WHAT YOU NEED TO DO:
Find each line holding "name" and copy it out.

DATASET RECORDS:
━━━━━━━━━━━━━━━━━━━━

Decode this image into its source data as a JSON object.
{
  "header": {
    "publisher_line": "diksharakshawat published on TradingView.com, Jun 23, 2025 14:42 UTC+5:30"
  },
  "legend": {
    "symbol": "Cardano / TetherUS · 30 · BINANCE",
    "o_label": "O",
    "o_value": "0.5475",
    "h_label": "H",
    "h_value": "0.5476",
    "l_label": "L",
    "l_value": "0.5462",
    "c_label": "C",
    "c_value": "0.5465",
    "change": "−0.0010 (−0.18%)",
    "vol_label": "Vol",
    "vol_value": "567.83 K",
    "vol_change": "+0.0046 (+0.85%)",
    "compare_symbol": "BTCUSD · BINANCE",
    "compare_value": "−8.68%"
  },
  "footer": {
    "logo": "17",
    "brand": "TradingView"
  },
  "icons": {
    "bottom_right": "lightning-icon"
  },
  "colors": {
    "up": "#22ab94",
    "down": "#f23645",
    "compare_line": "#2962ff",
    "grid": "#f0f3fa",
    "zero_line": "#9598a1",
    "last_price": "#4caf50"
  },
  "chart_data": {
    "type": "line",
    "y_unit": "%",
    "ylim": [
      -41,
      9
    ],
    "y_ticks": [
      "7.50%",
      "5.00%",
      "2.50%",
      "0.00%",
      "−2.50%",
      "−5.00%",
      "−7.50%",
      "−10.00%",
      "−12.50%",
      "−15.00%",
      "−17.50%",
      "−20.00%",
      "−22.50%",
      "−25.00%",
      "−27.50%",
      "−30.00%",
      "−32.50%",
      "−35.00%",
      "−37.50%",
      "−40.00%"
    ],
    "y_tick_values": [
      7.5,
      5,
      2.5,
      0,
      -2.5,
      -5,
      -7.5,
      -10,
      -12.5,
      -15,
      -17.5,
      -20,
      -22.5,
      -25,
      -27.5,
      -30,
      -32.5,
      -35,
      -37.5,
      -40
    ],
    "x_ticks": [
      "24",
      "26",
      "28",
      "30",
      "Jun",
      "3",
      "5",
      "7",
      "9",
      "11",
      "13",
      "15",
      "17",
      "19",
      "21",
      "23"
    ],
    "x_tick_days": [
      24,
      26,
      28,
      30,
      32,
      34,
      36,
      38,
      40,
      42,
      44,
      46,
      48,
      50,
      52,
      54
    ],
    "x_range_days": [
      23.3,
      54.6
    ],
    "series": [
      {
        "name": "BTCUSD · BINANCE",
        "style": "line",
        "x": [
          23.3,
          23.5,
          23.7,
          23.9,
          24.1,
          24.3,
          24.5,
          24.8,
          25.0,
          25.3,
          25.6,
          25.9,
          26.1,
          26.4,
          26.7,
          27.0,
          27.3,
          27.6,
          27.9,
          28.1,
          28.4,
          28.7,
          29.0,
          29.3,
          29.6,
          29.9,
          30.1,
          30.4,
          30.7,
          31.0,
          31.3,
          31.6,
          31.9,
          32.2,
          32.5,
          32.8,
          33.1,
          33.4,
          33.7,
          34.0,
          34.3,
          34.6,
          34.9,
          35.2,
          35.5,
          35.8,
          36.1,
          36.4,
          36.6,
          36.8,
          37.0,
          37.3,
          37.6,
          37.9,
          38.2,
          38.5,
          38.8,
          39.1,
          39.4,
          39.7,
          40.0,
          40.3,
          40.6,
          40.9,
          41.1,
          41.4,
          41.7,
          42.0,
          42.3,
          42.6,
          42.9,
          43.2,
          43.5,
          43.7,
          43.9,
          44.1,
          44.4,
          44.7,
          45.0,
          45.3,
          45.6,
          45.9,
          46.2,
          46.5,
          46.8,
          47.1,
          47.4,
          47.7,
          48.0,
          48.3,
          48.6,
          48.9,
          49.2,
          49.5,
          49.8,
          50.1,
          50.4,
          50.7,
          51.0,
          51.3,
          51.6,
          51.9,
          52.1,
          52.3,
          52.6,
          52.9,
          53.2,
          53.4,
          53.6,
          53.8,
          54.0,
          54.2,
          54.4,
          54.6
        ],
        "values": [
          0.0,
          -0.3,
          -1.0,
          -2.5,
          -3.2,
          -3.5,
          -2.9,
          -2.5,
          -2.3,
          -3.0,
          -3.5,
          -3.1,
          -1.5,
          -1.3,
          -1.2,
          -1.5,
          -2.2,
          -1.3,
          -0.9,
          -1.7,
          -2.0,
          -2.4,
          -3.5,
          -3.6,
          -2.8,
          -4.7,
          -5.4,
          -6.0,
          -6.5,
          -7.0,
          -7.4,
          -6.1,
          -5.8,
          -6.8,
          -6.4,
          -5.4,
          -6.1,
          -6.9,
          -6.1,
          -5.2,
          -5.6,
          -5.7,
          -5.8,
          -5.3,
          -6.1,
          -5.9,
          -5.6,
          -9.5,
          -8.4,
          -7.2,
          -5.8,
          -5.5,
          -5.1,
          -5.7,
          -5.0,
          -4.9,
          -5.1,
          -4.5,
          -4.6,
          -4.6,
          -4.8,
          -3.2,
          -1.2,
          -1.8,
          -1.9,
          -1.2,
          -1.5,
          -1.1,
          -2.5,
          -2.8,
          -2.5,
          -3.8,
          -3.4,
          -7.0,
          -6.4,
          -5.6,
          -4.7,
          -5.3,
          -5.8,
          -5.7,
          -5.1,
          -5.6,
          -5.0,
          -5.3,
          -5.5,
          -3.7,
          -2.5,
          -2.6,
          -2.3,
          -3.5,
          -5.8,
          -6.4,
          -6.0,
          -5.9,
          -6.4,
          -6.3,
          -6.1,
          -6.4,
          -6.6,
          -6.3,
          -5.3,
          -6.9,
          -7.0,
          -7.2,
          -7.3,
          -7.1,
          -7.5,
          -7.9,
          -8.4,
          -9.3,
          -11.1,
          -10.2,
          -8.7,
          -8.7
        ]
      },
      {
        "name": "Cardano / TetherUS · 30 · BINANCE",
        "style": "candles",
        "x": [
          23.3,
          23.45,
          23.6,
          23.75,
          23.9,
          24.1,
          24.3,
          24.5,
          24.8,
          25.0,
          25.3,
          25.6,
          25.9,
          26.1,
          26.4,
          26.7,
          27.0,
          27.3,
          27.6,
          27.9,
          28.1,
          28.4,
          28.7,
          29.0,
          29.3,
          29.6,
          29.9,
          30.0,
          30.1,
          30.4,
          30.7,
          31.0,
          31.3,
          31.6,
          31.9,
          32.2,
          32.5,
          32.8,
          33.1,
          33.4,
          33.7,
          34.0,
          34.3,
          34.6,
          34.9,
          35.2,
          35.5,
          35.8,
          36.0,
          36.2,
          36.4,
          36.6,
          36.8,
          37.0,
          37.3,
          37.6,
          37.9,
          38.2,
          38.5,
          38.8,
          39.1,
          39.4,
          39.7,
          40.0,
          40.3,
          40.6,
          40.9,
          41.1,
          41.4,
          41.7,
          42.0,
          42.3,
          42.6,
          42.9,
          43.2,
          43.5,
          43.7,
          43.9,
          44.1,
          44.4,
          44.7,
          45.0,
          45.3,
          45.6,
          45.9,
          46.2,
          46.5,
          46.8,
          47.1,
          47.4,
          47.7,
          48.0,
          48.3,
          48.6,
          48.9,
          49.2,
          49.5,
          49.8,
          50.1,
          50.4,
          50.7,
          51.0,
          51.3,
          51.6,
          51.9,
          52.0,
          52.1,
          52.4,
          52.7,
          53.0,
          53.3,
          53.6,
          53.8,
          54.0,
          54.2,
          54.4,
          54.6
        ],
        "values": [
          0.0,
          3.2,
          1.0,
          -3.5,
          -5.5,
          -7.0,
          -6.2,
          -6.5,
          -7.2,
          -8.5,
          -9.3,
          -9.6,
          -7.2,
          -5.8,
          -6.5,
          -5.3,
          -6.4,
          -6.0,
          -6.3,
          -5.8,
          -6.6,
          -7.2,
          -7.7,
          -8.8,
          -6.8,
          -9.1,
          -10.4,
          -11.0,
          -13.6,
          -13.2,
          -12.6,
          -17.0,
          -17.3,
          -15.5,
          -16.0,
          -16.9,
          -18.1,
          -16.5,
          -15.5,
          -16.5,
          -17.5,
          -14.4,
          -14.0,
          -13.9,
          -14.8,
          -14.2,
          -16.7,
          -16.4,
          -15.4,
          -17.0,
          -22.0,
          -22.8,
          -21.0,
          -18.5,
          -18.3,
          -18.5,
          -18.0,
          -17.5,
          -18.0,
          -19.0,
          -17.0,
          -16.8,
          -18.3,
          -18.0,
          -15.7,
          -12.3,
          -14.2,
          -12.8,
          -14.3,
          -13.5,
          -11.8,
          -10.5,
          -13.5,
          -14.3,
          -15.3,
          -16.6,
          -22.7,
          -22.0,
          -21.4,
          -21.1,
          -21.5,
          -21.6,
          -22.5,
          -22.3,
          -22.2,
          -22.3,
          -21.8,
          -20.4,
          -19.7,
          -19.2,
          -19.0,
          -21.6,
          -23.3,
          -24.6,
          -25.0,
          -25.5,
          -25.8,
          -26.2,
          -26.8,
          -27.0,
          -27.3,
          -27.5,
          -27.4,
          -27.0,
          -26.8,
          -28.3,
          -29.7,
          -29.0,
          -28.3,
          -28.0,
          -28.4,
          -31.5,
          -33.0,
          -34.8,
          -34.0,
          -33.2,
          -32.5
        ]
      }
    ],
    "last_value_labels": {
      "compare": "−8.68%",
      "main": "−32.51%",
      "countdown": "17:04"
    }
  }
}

━━━━━━━━━━━━━━━━━━━━

ANSWER:
        "name": "BTCUSD · BINANCE",
        "name": "Cardano / TetherUS · 30 · BINANCE",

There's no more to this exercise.